** START OF Dataset content **

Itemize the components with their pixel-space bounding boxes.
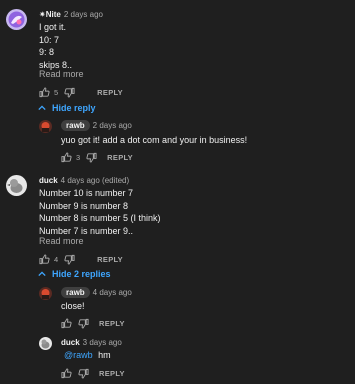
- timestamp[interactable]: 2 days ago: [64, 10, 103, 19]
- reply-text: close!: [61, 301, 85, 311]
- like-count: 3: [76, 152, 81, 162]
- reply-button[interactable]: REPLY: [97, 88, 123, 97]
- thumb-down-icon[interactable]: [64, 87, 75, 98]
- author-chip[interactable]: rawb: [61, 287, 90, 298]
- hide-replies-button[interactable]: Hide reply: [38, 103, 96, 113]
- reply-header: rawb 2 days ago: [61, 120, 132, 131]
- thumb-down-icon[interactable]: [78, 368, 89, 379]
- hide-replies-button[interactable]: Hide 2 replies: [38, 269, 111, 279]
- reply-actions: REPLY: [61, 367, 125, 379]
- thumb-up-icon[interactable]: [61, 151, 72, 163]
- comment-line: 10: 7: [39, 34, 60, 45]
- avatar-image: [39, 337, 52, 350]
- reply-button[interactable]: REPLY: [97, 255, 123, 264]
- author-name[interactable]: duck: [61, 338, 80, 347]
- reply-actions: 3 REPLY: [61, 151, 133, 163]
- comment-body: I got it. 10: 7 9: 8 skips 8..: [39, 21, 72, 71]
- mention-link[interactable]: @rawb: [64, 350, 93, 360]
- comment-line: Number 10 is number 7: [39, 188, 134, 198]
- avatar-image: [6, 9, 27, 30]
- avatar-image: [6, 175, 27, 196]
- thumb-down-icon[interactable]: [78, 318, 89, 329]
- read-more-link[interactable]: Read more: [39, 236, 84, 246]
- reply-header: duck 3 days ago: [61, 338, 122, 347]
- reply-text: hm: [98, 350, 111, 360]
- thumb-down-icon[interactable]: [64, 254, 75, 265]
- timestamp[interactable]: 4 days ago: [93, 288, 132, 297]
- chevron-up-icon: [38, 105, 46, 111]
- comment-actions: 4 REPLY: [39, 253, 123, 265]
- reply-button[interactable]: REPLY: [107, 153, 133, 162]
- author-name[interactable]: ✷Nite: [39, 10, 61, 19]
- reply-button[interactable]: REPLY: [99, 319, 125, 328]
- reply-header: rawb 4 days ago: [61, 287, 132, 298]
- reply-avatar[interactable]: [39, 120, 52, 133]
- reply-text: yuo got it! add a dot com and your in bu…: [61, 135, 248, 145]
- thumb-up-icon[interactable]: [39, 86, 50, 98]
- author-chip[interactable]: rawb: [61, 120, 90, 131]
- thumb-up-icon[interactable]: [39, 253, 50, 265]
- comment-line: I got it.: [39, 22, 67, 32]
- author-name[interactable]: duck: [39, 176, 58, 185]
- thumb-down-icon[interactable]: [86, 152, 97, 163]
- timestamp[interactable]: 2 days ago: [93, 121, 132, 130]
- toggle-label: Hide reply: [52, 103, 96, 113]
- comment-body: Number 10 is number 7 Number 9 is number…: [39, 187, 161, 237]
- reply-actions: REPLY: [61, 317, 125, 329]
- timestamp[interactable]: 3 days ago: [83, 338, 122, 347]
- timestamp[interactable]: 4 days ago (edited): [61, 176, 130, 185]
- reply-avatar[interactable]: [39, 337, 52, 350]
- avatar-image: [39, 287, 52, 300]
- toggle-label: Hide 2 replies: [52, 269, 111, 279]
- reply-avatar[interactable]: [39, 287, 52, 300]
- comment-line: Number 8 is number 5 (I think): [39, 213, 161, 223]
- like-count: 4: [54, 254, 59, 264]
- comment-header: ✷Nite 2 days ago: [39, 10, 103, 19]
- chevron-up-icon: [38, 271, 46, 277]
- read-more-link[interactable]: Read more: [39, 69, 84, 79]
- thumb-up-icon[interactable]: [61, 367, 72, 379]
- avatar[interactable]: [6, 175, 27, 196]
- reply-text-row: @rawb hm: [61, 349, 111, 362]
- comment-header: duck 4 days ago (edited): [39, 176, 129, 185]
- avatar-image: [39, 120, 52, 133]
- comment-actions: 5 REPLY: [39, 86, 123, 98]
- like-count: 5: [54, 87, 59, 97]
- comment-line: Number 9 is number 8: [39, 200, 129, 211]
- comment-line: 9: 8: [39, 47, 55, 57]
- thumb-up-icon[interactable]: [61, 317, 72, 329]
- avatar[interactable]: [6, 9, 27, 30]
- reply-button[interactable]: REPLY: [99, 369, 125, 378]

** END OF Dataset content **
** START OF Dataset content **

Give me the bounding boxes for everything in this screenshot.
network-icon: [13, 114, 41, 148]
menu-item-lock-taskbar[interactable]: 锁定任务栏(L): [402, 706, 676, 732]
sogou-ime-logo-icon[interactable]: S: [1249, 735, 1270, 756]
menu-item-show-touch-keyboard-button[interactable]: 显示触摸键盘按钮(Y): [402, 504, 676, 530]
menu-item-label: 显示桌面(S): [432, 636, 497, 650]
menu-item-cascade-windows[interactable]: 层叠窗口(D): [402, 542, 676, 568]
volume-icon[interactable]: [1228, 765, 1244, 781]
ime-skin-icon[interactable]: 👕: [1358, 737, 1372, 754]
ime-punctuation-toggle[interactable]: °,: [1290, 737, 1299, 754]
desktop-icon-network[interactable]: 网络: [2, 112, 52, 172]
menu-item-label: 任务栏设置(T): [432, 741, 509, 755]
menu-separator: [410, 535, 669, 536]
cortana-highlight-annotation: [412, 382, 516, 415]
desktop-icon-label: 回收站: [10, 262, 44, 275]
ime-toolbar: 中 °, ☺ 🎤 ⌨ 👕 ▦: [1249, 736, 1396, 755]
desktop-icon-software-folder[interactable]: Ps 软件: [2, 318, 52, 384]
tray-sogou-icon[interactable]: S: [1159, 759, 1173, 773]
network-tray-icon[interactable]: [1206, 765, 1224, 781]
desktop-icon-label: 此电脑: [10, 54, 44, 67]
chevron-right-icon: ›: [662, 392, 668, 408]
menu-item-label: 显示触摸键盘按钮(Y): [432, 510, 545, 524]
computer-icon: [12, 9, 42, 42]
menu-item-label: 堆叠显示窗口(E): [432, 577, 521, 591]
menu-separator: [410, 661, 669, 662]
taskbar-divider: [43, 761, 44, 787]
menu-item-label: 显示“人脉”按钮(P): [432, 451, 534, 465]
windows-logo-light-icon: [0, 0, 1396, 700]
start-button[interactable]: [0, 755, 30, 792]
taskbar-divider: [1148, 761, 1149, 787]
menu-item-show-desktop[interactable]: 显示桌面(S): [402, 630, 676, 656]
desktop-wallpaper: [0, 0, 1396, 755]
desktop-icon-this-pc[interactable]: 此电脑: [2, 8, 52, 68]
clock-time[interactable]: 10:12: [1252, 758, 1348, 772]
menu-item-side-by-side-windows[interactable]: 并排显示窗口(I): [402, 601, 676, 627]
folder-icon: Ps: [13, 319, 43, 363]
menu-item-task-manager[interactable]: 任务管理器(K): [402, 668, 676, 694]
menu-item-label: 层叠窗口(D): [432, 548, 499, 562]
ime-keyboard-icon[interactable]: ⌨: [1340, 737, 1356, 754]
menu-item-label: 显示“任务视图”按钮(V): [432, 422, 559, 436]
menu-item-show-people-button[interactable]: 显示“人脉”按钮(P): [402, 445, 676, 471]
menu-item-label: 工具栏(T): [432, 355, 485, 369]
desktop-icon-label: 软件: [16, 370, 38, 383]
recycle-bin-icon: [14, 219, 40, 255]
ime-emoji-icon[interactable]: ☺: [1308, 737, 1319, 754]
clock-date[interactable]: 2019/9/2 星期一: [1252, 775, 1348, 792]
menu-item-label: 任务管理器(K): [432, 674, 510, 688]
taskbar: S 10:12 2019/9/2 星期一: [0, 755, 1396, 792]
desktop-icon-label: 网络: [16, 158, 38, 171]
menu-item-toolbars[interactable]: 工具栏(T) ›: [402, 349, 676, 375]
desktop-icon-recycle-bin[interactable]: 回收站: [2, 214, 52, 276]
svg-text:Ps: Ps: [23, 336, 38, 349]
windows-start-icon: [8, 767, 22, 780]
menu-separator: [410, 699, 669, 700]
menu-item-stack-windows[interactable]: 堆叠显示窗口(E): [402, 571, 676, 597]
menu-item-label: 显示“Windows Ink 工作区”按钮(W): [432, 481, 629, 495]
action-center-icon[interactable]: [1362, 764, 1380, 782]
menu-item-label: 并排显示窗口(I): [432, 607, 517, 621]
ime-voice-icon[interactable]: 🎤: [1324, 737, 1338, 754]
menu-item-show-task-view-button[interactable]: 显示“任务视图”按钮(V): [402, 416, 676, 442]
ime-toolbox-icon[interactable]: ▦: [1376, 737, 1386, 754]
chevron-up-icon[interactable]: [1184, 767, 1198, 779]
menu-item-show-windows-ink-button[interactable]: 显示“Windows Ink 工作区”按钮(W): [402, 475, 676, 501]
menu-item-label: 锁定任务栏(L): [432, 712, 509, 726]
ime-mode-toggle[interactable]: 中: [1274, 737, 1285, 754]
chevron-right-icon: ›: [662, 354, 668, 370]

** END OF Dataset content **

§ What is expected:
Can you repeat, word for word, the stretch of the listing above that opens with the line containing "- timestamp[interactable]: 2 days ago: [64, 10, 103, 19]" and closes with the line containing "- thumb-up-icon[interactable]: [39, 86, 50, 98]", including both of those lines?

§ Full solution:
- timestamp[interactable]: 2 days ago: [64, 10, 103, 19]
- reply-text: close!: [61, 301, 85, 311]
- like-count: 3: [76, 152, 81, 162]
- reply-button[interactable]: REPLY: [97, 88, 123, 97]
- thumb-down-icon[interactable]: [64, 87, 75, 98]
- author-chip[interactable]: rawb: [61, 287, 90, 298]
- hide-replies-button[interactable]: Hide reply: [38, 103, 96, 113]
- reply-header: rawb 2 days ago: [61, 120, 132, 131]
- thumb-down-icon[interactable]: [78, 368, 89, 379]
- hide-replies-button[interactable]: Hide 2 replies: [38, 269, 111, 279]
- reply-actions: REPLY: [61, 367, 125, 379]
- thumb-up-icon[interactable]: [61, 151, 72, 163]
- comment-line: 10: 7: [39, 34, 60, 45]
- avatar-image: [39, 337, 52, 350]
- reply-button[interactable]: REPLY: [97, 255, 123, 264]
- author-name[interactable]: duck: [61, 338, 80, 347]
- reply-actions: 3 REPLY: [61, 151, 133, 163]
- comment-body: I got it. 10: 7 9: 8 skips 8..: [39, 21, 72, 71]
- mention-link[interactable]: @rawb: [64, 350, 93, 360]
- comment-line: Number 10 is number 7: [39, 188, 134, 198]
- avatar-image: [6, 9, 27, 30]
- avatar-image: [6, 175, 27, 196]
- thumb-down-icon[interactable]: [78, 318, 89, 329]
- read-more-link[interactable]: Read more: [39, 236, 84, 246]
- reply-header: duck 3 days ago: [61, 338, 122, 347]
- reply-text: hm: [98, 350, 111, 360]
- thumb-down-icon[interactable]: [64, 254, 75, 265]
- timestamp[interactable]: 4 days ago: [93, 288, 132, 297]
- chevron-up-icon: [38, 105, 46, 111]
- comment-actions: 4 REPLY: [39, 253, 123, 265]
- reply-button[interactable]: REPLY: [107, 153, 133, 162]
- author-name[interactable]: ✷Nite: [39, 10, 61, 19]
- reply-button[interactable]: REPLY: [99, 319, 125, 328]
- reply-header: rawb 4 days ago: [61, 287, 132, 298]
- reply-avatar[interactable]: [39, 120, 52, 133]
- reply-text: yuo got it! add a dot com and your in bu…: [61, 135, 248, 145]
- thumb-up-icon[interactable]: [39, 86, 50, 98]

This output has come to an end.